Excerpted passage
2. Tooling-assisted bulk script — overkill for one ticket.
- **Selected Approach**: Single PR with one or more commits, grouped by package (`models/`, `utils/`, `services/`, `api/`, `scripts/`, root) so reviewers can read the diff one package at a time.
- **Rationale**: Mechanical change with low risk; ticket explicitly allows it; reduces PR overhead; `/done` produces one PR per branch by default.
- **Trade-offs**: One large PR, but partitioned by commit. Reviewer can use commit history to navigate.
- **Follow-up**: After each package commit, re-run residual `grep` and `pytest` to maintain the invariant.
### Decision: First-statement disambiguation rule
- **Context**: Distinguish docstrings (in scope) from value strings (out of scope).
- **Selected Approach**: A triple-quoted string is treated as a docstring (in scope) only if it is the first statement of a module / class / function body. All other triple-quoted strings are values (out of scope).
- **Rationale**: Matches Python's own definition; keeps boundary with adjacent tickets unambiguous.
### Decision: Drop comments that restate code
- **Context**: R3 requires deletion of comments whose translated form would merely paraphrase the next line.
- **Selected Approach**: Apply a one-line heuristic: if the translated comment would be a verb phrase that mirrors the immediately following executable line, delete the comment instead of writing it.
- **Rationale**: Aligns with project rule "comment the why, not the what".
## Risks & Mitigations
- **Risk**: Accidental edit to a string literal (would belong to ticket #2/#3/#4/#5/#6) — **Mitigation**: After each package commit, run `git diff --stat` and a per-file diff sanity check; verify only `#` lines and docstring lines change.
- **Risk**: Tests failing because a string-shape changed — **Mitigation**: Run `uv run python -m pytest backend/scripts/test_profile_format.py` after each commit.
- **Risk**: Line length violations after English expansion — **Mitigation**: Reflow long English at <= 120 chars within the docstring/comment only; never reflow code.
## References
- `dev-guidelines.md` — repo-level coding standards, Google-style docstring requirement.
- `.claude/rules/commits.md` — Conventional Commits standard for the commit message.
- Issue #7 — salestech-group/MiroFish: source ticket.
- Issues #2/#3/#4/#5/#6 — adjacent i18n tickets that own the string-literal Chinese.

Supplied material
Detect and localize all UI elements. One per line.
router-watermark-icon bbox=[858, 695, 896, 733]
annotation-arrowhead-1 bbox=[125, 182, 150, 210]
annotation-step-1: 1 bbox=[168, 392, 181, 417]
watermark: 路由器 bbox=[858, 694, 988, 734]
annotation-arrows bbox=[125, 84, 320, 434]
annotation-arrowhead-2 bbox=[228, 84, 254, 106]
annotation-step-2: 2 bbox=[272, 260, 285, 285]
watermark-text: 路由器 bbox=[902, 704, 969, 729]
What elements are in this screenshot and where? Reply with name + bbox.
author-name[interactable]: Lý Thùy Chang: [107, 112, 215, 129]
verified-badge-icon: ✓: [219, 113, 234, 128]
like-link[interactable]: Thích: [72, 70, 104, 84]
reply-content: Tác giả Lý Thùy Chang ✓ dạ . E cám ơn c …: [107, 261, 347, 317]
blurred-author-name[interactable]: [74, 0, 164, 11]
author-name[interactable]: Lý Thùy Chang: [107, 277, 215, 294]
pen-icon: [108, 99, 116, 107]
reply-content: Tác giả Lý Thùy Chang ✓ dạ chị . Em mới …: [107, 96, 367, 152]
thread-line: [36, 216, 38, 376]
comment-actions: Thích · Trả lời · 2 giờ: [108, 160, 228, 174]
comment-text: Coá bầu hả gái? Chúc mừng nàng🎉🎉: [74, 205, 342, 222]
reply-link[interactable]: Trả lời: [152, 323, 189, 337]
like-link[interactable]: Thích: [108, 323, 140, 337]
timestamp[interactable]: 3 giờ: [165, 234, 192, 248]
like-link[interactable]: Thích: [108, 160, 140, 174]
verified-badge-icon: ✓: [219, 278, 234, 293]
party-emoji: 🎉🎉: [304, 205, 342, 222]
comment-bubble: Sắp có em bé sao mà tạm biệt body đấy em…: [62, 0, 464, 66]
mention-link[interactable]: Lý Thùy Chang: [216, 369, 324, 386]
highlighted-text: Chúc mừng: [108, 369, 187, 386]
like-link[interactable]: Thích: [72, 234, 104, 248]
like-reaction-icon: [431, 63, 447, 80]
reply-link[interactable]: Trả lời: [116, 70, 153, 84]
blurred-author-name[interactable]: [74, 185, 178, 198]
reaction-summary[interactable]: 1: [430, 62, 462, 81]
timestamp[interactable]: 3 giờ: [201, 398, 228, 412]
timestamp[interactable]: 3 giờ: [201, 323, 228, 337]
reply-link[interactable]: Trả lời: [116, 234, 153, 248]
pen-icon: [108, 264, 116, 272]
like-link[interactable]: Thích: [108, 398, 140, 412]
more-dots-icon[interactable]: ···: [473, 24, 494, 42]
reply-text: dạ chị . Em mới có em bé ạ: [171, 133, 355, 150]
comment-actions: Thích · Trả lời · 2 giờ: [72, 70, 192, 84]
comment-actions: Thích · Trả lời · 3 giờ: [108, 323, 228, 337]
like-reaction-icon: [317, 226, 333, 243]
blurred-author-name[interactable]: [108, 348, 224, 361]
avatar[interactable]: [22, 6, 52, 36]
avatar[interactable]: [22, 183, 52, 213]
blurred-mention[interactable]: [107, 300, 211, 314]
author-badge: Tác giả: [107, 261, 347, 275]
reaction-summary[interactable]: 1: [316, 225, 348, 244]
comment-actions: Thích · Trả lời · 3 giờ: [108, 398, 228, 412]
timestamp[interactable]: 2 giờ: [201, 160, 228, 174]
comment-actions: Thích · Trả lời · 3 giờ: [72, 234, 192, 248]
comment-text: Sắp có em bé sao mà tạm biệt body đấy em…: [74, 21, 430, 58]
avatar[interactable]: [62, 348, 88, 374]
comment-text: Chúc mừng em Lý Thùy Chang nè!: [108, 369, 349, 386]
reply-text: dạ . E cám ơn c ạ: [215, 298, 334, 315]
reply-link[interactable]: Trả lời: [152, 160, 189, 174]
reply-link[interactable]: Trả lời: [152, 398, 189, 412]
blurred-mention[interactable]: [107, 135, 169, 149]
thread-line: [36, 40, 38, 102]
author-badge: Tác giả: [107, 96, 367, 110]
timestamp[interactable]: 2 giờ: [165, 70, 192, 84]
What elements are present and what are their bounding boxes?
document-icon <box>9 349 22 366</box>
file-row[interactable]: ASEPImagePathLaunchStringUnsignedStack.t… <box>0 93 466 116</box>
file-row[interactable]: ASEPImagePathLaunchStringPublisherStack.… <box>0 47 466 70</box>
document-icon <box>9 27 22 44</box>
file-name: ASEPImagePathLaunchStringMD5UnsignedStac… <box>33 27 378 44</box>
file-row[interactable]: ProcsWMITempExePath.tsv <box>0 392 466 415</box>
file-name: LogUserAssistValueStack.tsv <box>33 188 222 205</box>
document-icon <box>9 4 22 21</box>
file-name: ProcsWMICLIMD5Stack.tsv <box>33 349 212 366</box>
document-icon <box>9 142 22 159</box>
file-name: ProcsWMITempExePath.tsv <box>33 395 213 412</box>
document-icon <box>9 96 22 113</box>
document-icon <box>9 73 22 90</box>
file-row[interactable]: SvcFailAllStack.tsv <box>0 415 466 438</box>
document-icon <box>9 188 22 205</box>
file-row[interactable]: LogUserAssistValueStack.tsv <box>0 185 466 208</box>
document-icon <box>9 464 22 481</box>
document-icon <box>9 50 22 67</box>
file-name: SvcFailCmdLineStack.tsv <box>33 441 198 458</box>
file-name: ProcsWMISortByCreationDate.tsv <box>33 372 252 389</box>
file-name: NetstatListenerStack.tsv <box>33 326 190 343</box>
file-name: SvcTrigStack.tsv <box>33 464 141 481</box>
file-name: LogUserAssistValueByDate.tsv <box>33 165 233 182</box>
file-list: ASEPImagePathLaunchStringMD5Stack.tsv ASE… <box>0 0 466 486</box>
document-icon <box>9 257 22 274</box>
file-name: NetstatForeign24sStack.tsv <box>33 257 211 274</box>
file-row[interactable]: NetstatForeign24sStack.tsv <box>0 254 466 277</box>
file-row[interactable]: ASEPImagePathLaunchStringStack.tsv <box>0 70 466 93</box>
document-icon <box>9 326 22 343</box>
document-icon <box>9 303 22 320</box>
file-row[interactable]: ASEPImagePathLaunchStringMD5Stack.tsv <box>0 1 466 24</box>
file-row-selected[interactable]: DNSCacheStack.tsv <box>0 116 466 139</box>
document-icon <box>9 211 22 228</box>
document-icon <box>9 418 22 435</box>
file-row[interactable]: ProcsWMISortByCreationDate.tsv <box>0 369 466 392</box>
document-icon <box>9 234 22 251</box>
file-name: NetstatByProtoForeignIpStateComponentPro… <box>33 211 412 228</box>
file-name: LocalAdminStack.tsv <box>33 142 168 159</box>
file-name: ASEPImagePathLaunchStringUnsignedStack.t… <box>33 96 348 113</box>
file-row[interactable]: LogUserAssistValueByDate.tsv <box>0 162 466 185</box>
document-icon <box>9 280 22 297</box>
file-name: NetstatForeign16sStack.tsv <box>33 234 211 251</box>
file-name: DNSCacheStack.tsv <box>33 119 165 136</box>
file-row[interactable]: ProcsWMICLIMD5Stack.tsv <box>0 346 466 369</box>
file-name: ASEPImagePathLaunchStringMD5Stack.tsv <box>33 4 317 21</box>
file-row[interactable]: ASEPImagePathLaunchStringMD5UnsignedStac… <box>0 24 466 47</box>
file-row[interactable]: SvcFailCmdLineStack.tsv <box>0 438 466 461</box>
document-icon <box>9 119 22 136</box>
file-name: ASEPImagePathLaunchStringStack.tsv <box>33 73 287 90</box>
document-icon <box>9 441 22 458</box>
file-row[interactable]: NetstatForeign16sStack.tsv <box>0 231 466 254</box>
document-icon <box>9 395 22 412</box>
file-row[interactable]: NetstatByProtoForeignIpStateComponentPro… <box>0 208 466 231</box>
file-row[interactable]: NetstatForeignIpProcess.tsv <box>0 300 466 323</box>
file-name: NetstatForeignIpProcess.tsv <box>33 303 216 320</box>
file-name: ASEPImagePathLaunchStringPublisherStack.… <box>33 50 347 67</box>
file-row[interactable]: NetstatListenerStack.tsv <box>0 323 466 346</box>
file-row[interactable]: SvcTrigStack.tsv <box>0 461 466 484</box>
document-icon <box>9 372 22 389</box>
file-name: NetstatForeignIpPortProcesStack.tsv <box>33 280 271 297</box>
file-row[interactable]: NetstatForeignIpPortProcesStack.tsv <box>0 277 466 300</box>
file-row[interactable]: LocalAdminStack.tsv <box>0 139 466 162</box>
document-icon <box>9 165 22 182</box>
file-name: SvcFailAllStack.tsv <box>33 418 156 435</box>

Work instructions
[1] In the design notes, what maximum line length applies when long English text is reflowed?
[2] Reproduce the design notes word for word, from "- **Selected Approach**: A triple-quoted" down to "values (out of scope).".
The entries have nothing to do with this work.

Task solutions
[1] 120 characters, with reflowing done only within the docstring or comment and never in code.

[2]
- **Selected Approach**: A triple-quoted string is treated as a docstring (in scope) only if it is the first statement of a module / class / function body. All other triple-quoted strings are values (out of scope).